Required work
Every entry that follows should be reproduced exactly.

[Items from a dataset]
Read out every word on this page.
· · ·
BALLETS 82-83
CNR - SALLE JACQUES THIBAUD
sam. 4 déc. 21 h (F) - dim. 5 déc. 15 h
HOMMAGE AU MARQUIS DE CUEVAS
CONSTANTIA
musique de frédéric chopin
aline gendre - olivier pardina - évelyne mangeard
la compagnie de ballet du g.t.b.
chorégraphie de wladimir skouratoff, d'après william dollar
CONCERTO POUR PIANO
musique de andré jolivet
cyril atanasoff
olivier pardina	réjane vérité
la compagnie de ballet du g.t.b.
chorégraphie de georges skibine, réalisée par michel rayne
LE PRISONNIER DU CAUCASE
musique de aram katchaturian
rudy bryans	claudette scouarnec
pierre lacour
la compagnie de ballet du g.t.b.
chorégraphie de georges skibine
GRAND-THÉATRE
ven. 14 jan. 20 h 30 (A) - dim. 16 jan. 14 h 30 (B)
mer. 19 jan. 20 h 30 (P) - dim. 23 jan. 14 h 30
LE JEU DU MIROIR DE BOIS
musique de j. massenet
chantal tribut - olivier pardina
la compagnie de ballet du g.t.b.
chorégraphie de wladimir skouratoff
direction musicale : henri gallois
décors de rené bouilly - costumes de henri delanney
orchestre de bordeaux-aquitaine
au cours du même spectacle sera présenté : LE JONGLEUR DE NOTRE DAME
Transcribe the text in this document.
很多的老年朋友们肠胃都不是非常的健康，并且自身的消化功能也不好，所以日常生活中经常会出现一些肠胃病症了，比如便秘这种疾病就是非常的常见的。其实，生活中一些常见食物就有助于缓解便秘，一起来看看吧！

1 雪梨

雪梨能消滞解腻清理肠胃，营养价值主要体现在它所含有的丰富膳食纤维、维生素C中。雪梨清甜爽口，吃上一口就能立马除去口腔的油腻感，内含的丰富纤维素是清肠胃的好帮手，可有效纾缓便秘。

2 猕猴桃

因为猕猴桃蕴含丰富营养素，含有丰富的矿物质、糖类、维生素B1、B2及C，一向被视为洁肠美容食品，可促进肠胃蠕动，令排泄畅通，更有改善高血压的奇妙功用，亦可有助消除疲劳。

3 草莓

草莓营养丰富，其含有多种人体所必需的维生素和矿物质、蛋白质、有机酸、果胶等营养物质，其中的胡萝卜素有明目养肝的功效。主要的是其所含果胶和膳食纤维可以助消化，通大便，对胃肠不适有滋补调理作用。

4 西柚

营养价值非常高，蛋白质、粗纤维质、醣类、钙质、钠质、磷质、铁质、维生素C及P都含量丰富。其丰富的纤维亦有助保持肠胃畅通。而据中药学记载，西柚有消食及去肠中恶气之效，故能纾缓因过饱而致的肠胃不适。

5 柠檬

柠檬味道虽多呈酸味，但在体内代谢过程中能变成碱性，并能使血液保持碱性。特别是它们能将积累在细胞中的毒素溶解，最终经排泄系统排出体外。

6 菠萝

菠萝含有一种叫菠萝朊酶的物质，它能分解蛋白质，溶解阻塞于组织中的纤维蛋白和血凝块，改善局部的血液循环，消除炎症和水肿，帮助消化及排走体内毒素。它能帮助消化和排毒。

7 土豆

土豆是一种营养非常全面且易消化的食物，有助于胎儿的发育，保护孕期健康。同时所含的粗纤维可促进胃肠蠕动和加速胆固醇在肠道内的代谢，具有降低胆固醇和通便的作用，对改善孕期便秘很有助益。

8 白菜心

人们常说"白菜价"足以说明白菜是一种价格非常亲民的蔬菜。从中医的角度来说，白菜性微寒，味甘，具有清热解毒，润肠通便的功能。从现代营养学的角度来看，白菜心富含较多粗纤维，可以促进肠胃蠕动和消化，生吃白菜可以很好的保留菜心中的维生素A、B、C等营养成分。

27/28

Solution to the problem
Read out every word on this page.
· · ·
BALLETS 82-83
CNR - SALLE JACQUES THIBAUD
sam. 4 déc. 21 h (F) - dim. 5 déc. 15 h
HOMMAGE AU MARQUIS DE CUEVAS
CONSTANTIA
musique de frédéric chopin
aline gendre - olivier pardina - évelyne mangeard
la compagnie de ballet du g.t.b.
chorégraphie de wladimir skouratoff, d'après william dollar
CONCERTO POUR PIANO
musique de andré jolivet
cyril atanasoff
olivier pardina	réjane vérité
la compagnie de ballet du g.t.b.
chorégraphie de georges skibine, réalisée par michel rayne
LE PRISONNIER DU CAUCASE
musique de aram katchaturian
rudy bryans	claudette scouarnec
pierre lacour
la compagnie de ballet du g.t.b.
chorégraphie de georges skibine
GRAND-THÉATRE
ven. 14 jan. 20 h 30 (A) - dim. 16 jan. 14 h 30 (B)
mer. 19 jan. 20 h 30 (P) - dim. 23 jan. 14 h 30
LE JEU DU MIROIR DE BOIS
musique de j. massenet
chantal tribut - olivier pardina
la compagnie de ballet du g.t.b.
chorégraphie de wladimir skouratoff
direction musicale : henri gallois
décors de rené bouilly - costumes de henri delanney
orchestre de bordeaux-aquitaine
au cours du même spectacle sera présenté : LE JONGLEUR DE NOTRE DAME
Transcribe the text in this document.
很多的老年朋友们肠胃都不是非常的健康，并且自身的消化功能也不好，所以日常生活中经常会出现一些肠胃病症了，比如便秘这种疾病就是非常的常见的。其实，生活中一些常见食物就有助于缓解便秘，一起来看看吧！

1 雪梨

雪梨能消滞解腻清理肠胃，营养价值主要体现在它所含有的丰富膳食纤维、维生素C中。雪梨清甜爽口，吃上一口就能立马除去口腔的油腻感，内含的丰富纤维素是清肠胃的好帮手，可有效纾缓便秘。

2 猕猴桃

因为猕猴桃蕴含丰富营养素，含有丰富的矿物质、糖类、维生素B1、B2及C，一向被视为洁肠美容食品，可促进肠胃蠕动，令排泄畅通，更有改善高血压的奇妙功用，亦可有助消除疲劳。

3 草莓

草莓营养丰富，其含有多种人体所必需的维生素和矿物质、蛋白质、有机酸、果胶等营养物质，其中的胡萝卜素有明目养肝的功效。主要的是其所含果胶和膳食纤维可以助消化，通大便，对胃肠不适有滋补调理作用。

4 西柚

营养价值非常高，蛋白质、粗纤维质、醣类、钙质、钠质、磷质、铁质、维生素C及P都含量丰富。其丰富的纤维亦有助保持肠胃畅通。而据中药学记载，西柚有消食及去肠中恶气之效，故能纾缓因过饱而致的肠胃不适。

5 柠檬

柠檬味道虽多呈酸味，但在体内代谢过程中能变成碱性，并能使血液保持碱性。特别是它们能将积累在细胞中的毒素溶解，最终经排泄系统排出体外。

6 菠萝

菠萝含有一种叫菠萝朊酶的物质，它能分解蛋白质，溶解阻塞于组织中的纤维蛋白和血凝块，改善局部的血液循环，消除炎症和水肿，帮助消化及排走体内毒素。它能帮助消化和排毒。

7 土豆

土豆是一种营养非常全面且易消化的食物，有助于胎儿的发育，保护孕期健康。同时所含的粗纤维可促进胃肠蠕动和加速胆固醇在肠道内的代谢，具有降低胆固醇和通便的作用，对改善孕期便秘很有助益。

8 白菜心

人们常说"白菜价"足以说明白菜是一种价格非常亲民的蔬菜。从中医的角度来说，白菜性微寒，味甘，具有清热解毒，润肠通便的功能。从现代营养学的角度来看，白菜心富含较多粗纤维，可以促进肠胃蠕动和消化，生吃白菜可以很好的保留菜心中的维生素A、B、C等营养成分。

27/28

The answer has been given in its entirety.